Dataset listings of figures
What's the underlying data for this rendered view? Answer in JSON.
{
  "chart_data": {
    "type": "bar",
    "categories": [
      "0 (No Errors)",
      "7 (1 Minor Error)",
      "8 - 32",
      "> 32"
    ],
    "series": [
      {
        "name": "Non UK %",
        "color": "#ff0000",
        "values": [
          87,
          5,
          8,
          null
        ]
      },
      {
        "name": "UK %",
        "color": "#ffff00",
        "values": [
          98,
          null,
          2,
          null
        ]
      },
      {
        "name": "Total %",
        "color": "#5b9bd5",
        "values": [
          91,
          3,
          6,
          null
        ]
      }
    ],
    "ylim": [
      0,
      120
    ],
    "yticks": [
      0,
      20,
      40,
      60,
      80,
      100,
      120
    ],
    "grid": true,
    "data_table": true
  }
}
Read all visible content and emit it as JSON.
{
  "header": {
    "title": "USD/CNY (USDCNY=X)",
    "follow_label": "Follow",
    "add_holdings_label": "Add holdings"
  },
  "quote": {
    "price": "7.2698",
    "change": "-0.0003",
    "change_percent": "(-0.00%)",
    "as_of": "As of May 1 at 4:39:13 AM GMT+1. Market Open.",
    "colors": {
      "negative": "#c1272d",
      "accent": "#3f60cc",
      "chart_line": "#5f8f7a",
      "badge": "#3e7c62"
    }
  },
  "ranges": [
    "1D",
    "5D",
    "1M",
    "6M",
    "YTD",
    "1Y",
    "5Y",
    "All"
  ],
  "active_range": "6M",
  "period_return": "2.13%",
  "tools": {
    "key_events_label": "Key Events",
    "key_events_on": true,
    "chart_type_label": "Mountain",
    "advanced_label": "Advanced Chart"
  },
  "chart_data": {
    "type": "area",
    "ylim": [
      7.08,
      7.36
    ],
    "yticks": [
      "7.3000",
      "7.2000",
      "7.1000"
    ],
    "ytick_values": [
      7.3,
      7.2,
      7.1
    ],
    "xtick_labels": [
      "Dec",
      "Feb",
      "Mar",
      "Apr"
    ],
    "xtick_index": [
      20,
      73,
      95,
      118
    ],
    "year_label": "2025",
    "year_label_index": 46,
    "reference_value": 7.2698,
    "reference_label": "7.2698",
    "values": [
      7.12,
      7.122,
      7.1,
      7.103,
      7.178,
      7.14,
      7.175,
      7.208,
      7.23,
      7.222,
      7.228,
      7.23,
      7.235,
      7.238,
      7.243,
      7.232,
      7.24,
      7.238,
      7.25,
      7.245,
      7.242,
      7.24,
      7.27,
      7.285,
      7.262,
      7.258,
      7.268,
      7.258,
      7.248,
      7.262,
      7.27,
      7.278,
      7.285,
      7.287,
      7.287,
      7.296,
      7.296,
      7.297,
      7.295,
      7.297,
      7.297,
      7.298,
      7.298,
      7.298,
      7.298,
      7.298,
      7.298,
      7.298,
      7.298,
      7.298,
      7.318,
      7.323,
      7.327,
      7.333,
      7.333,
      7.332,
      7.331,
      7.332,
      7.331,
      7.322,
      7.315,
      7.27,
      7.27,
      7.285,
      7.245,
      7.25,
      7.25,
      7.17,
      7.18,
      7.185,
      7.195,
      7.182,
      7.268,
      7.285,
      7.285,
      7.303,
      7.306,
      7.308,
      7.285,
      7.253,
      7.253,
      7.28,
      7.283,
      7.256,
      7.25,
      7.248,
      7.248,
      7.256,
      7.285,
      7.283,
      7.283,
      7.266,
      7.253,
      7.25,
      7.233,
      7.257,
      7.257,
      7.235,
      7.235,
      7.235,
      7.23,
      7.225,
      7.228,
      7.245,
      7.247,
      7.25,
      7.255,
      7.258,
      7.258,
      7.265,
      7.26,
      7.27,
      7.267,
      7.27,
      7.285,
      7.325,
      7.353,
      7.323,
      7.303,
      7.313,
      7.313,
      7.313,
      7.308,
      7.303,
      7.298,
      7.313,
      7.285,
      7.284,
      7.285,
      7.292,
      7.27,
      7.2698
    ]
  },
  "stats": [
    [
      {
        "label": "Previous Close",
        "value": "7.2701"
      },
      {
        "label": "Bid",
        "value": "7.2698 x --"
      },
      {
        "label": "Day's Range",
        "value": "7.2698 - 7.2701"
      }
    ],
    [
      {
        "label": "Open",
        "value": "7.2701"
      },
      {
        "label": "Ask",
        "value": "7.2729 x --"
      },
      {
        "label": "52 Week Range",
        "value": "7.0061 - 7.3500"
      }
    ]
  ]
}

The problem
Please repeat all the records above exactly as they appear.

Output for this task
What's the underlying data for this rendered view? Answer in JSON.
{
  "chart_data": {
    "type": "bar",
    "categories": [
      "0 (No Errors)",
      "7 (1 Minor Error)",
      "8 - 32",
      "> 32"
    ],
    "series": [
      {
        "name": "Non UK %",
        "color": "#ff0000",
        "values": [
          87,
          5,
          8,
          null
        ]
      },
      {
        "name": "UK %",
        "color": "#ffff00",
        "values": [
          98,
          null,
          2,
          null
        ]
      },
      {
        "name": "Total %",
        "color": "#5b9bd5",
        "values": [
          91,
          3,
          6,
          null
        ]
      }
    ],
    "ylim": [
      0,
      120
    ],
    "yticks": [
      0,
      20,
      40,
      60,
      80,
      100,
      120
    ],
    "grid": true,
    "data_table": true
  }
}
Read all visible content and emit it as JSON.
{
  "header": {
    "title": "USD/CNY (USDCNY=X)",
    "follow_label": "Follow",
    "add_holdings_label": "Add holdings"
  },
  "quote": {
    "price": "7.2698",
    "change": "-0.0003",
    "change_percent": "(-0.00%)",
    "as_of": "As of May 1 at 4:39:13 AM GMT+1. Market Open.",
    "colors": {
      "negative": "#c1272d",
      "accent": "#3f60cc",
      "chart_line": "#5f8f7a",
      "badge": "#3e7c62"
    }
  },
  "ranges": [
    "1D",
    "5D",
    "1M",
    "6M",
    "YTD",
    "1Y",
    "5Y",
    "All"
  ],
  "active_range": "6M",
  "period_return": "2.13%",
  "tools": {
    "key_events_label": "Key Events",
    "key_events_on": true,
    "chart_type_label": "Mountain",
    "advanced_label": "Advanced Chart"
  },
  "chart_data": {
    "type": "area",
    "ylim": [
      7.08,
      7.36
    ],
    "yticks": [
      "7.3000",
      "7.2000",
      "7.1000"
    ],
    "ytick_values": [
      7.3,
      7.2,
      7.1
    ],
    "xtick_labels": [
      "Dec",
      "Feb",
      "Mar",
      "Apr"
    ],
    "xtick_index": [
      20,
      73,
      95,
      118
    ],
    "year_label": "2025",
    "year_label_index": 46,
    "reference_value": 7.2698,
    "reference_label": "7.2698",
    "values": [
      7.12,
      7.122,
      7.1,
      7.103,
      7.178,
      7.14,
      7.175,
      7.208,
      7.23,
      7.222,
      7.228,
      7.23,
      7.235,
      7.238,
      7.243,
      7.232,
      7.24,
      7.238,
      7.25,
      7.245,
      7.242,
      7.24,
      7.27,
      7.285,
      7.262,
      7.258,
      7.268,
      7.258,
      7.248,
      7.262,
      7.27,
      7.278,
      7.285,
      7.287,
      7.287,
      7.296,
      7.296,
      7.297,
      7.295,
      7.297,
      7.297,
      7.298,
      7.298,
      7.298,
      7.298,
      7.298,
      7.298,
      7.298,
      7.298,
      7.298,
      7.318,
      7.323,
      7.327,
      7.333,
      7.333,
      7.332,
      7.331,
      7.332,
      7.331,
      7.322,
      7.315,
      7.27,
      7.27,
      7.285,
      7.245,
      7.25,
      7.25,
      7.17,
      7.18,
      7.185,
      7.195,
      7.182,
      7.268,
      7.285,
      7.285,
      7.303,
      7.306,
      7.308,
      7.285,
      7.253,
      7.253,
      7.28,
      7.283,
      7.256,
      7.25,
      7.248,
      7.248,
      7.256,
      7.285,
      7.283,
      7.283,
      7.266,
      7.253,
      7.25,
      7.233,
      7.257,
      7.257,
      7.235,
      7.235,
      7.235,
      7.23,
      7.225,
      7.228,
      7.245,
      7.247,
      7.25,
      7.255,
      7.258,
      7.258,
      7.265,
      7.26,
      7.27,
      7.267,
      7.27,
      7.285,
      7.325,
      7.353,
      7.323,
      7.303,
      7.313,
      7.313,
      7.313,
      7.308,
      7.303,
      7.298,
      7.313,
      7.285,
      7.284,
      7.285,
      7.292,
      7.27,
      7.2698
    ]
  },
  "stats": [
    [
      {
        "label": "Previous Close",
        "value": "7.2701"
      },
      {
        "label": "Bid",
        "value": "7.2698 x --"
      },
      {
        "label": "Day's Range",
        "value": "7.2698 - 7.2701"
      }
    ],
    [
      {
        "label": "Open",
        "value": "7.2701"
      },
      {
        "label": "Ask",
        "value": "7.2729 x --"
      },
      {
        "label": "52 Week Range",
        "value": "7.0061 - 7.3500"
      }
    ]
  ]
}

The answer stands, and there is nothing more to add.